Exercise data: Begin
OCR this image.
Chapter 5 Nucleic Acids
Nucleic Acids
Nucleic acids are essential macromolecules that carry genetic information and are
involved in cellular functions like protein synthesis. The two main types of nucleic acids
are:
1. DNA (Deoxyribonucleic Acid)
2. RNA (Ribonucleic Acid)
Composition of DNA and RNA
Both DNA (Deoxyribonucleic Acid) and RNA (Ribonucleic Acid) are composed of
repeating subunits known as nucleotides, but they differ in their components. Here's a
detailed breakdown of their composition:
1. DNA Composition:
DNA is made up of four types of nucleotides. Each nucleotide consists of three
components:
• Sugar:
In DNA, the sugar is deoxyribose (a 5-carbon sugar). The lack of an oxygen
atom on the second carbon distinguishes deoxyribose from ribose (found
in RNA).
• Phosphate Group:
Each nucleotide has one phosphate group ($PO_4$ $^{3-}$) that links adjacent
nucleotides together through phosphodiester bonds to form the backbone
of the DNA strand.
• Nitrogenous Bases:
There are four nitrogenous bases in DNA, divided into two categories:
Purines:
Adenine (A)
Exercise data: End
**Problem requirements:**
Retype the material above in full, keeping every word as it stands.

**Response to this task:**
OCR this image.
Chapter 5 Nucleic Acids
Nucleic Acids
Nucleic acids are essential macromolecules that carry genetic information and are
involved in cellular functions like protein synthesis. The two main types of nucleic acids
are:
1. DNA (Deoxyribonucleic Acid)
2. RNA (Ribonucleic Acid)
Composition of DNA and RNA
Both DNA (Deoxyribonucleic Acid) and RNA (Ribonucleic Acid) are composed of
repeating subunits known as nucleotides, but they differ in their components. Here's a
detailed breakdown of their composition:
1. DNA Composition:
DNA is made up of four types of nucleotides. Each nucleotide consists of three
components:
• Sugar:
In DNA, the sugar is deoxyribose (a 5-carbon sugar). The lack of an oxygen
atom on the second carbon distinguishes deoxyribose from ribose (found
in RNA).
• Phosphate Group:
Each nucleotide has one phosphate group ($PO_4$ $^{3-}$) that links adjacent
nucleotides together through phosphodiester bonds to form the backbone
of the DNA strand.
• Nitrogenous Bases:
There are four nitrogenous bases in DNA, divided into two categories:
Purines:
Adenine (A)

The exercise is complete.